**Objective:** Below are records. Count every line containing the word "Centers" and give the number alone.

++++ Dataset extract

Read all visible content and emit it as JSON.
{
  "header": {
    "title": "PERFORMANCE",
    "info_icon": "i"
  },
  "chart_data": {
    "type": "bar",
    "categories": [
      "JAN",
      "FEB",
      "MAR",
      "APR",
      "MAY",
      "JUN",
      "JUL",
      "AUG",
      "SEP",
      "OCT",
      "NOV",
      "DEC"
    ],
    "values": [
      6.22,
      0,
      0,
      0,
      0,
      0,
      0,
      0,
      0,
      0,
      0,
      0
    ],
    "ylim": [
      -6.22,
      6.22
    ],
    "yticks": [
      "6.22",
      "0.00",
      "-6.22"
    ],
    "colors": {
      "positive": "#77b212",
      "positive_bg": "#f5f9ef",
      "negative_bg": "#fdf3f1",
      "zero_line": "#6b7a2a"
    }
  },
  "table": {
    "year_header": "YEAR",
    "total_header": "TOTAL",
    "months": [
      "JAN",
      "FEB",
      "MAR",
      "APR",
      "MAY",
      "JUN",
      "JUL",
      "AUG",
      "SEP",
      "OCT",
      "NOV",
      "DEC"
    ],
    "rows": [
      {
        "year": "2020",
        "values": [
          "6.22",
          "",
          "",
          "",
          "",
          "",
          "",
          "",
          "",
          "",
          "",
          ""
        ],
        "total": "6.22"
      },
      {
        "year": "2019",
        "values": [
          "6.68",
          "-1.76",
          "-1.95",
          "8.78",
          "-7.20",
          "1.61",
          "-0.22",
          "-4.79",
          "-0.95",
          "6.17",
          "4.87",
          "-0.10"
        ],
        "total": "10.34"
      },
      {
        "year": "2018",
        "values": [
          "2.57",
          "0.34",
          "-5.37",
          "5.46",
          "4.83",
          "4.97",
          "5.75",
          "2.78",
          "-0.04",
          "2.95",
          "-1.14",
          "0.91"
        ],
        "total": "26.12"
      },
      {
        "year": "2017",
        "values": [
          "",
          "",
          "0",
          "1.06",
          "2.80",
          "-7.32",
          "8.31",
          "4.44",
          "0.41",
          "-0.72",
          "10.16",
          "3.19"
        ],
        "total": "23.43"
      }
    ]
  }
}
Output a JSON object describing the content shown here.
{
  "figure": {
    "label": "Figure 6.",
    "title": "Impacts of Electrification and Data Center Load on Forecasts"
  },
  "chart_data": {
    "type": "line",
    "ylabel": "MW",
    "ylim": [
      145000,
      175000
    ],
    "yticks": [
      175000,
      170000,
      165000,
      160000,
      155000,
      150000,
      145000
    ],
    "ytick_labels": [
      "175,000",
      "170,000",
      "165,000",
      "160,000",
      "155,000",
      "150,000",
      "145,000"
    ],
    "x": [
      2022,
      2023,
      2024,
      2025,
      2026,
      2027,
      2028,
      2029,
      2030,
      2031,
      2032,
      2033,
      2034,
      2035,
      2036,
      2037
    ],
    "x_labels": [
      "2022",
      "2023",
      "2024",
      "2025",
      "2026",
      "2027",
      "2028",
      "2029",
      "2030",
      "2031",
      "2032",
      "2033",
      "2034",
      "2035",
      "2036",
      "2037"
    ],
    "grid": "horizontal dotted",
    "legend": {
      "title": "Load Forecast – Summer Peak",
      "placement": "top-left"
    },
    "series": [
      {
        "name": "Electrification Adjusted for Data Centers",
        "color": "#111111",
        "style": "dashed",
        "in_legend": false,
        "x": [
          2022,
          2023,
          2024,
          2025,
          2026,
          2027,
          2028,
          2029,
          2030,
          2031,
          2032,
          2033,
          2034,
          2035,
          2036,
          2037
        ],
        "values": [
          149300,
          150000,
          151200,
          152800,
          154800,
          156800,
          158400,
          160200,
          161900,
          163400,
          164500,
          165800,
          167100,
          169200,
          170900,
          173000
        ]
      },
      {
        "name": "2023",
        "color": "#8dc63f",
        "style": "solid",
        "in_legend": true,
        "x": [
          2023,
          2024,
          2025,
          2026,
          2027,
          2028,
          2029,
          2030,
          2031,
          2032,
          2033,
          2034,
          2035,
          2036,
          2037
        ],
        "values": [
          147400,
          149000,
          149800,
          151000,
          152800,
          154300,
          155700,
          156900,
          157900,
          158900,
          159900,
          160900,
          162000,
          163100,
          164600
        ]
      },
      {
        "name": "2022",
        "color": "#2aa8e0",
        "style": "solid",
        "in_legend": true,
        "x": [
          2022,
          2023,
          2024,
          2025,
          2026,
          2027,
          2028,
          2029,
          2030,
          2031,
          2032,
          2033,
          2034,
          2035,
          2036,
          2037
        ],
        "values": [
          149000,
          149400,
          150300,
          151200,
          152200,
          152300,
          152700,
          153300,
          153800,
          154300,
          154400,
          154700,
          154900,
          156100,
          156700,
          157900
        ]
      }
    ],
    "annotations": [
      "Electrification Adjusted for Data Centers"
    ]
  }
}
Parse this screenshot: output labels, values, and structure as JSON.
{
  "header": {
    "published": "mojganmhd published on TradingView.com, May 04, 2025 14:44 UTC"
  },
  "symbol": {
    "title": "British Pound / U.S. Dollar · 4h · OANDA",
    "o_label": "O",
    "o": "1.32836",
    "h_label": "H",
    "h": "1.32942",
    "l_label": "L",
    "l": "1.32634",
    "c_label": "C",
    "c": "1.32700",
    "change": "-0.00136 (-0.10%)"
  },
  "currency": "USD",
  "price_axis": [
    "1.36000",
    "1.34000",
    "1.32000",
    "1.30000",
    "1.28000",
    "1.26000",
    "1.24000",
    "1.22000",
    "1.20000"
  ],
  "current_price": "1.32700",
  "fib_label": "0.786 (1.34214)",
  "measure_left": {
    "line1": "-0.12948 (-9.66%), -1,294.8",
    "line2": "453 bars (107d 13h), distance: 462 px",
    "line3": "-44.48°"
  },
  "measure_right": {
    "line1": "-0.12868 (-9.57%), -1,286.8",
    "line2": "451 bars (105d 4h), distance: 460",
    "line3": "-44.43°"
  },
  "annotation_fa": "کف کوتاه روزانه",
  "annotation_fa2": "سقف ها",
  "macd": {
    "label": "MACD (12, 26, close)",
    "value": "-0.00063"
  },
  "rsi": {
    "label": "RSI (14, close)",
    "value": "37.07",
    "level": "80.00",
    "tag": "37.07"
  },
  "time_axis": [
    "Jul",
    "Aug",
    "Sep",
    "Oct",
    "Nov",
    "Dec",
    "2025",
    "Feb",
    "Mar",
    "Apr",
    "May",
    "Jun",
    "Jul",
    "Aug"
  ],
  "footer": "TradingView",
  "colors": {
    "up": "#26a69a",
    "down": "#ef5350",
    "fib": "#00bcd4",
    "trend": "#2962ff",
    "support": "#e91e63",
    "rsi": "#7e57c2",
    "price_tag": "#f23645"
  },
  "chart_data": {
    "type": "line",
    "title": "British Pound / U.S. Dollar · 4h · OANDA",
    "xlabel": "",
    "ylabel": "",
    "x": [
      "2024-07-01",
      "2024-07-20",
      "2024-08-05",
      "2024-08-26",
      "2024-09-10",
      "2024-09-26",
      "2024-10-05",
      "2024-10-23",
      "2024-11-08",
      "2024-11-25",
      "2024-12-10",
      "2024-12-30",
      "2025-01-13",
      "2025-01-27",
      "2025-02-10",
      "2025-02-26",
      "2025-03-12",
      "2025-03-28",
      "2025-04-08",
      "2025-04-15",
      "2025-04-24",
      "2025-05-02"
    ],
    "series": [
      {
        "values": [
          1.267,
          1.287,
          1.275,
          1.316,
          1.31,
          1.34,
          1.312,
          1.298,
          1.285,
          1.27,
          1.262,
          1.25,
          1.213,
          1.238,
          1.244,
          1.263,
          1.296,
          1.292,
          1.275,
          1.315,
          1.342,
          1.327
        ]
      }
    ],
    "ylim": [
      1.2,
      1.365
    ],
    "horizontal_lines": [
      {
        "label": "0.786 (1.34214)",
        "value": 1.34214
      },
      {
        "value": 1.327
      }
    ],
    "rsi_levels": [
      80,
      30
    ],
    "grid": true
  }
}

++++++++

**Written answer:** 2